=== WORK INSTRUCTIONS ===
Repeat the records exactly. Every line must match.

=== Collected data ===
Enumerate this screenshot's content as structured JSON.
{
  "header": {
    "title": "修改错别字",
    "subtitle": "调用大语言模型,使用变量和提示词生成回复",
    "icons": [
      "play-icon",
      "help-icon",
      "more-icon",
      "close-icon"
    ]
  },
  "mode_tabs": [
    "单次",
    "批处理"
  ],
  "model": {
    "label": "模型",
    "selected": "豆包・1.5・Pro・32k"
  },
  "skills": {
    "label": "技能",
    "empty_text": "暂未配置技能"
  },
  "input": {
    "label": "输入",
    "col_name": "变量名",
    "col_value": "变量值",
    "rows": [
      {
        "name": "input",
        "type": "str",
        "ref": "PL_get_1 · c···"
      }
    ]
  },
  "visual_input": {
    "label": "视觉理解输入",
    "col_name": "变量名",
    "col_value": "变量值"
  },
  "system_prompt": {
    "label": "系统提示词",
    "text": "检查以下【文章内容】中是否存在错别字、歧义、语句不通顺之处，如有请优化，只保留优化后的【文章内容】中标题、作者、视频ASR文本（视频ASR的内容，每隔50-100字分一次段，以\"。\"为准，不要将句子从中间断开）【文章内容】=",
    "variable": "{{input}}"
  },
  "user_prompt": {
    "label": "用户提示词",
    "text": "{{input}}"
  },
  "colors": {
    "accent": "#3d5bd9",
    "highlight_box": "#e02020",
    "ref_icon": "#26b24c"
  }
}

=== WORKED SOLUTION ===
Enumerate this screenshot's content as structured JSON.
{
  "header": {
    "title": "修改错别字",
    "subtitle": "调用大语言模型,使用变量和提示词生成回复",
    "icons": [
      "play-icon",
      "help-icon",
      "more-icon",
      "close-icon"
    ]
  },
  "mode_tabs": [
    "单次",
    "批处理"
  ],
  "model": {
    "label": "模型",
    "selected": "豆包・1.5・Pro・32k"
  },
  "skills": {
    "label": "技能",
    "empty_text": "暂未配置技能"
  },
  "input": {
    "label": "输入",
    "col_name": "变量名",
    "col_value": "变量值",
    "rows": [
      {
        "name": "input",
        "type": "str",
        "ref": "PL_get_1 · c···"
      }
    ]
  },
  "visual_input": {
    "label": "视觉理解输入",
    "col_name": "变量名",
    "col_value": "变量值"
  },
  "system_prompt": {
    "label": "系统提示词",
    "text": "检查以下【文章内容】中是否存在错别字、歧义、语句不通顺之处，如有请优化，只保留优化后的【文章内容】中标题、作者、视频ASR文本（视频ASR的内容，每隔50-100字分一次段，以\"。\"为准，不要将句子从中间断开）【文章内容】=",
    "variable": "{{input}}"
  },
  "user_prompt": {
    "label": "用户提示词",
    "text": "{{input}}"
  },
  "colors": {
    "accent": "#3d5bd9",
    "highlight_box": "#e02020",
    "ref_icon": "#26b24c"
  }
}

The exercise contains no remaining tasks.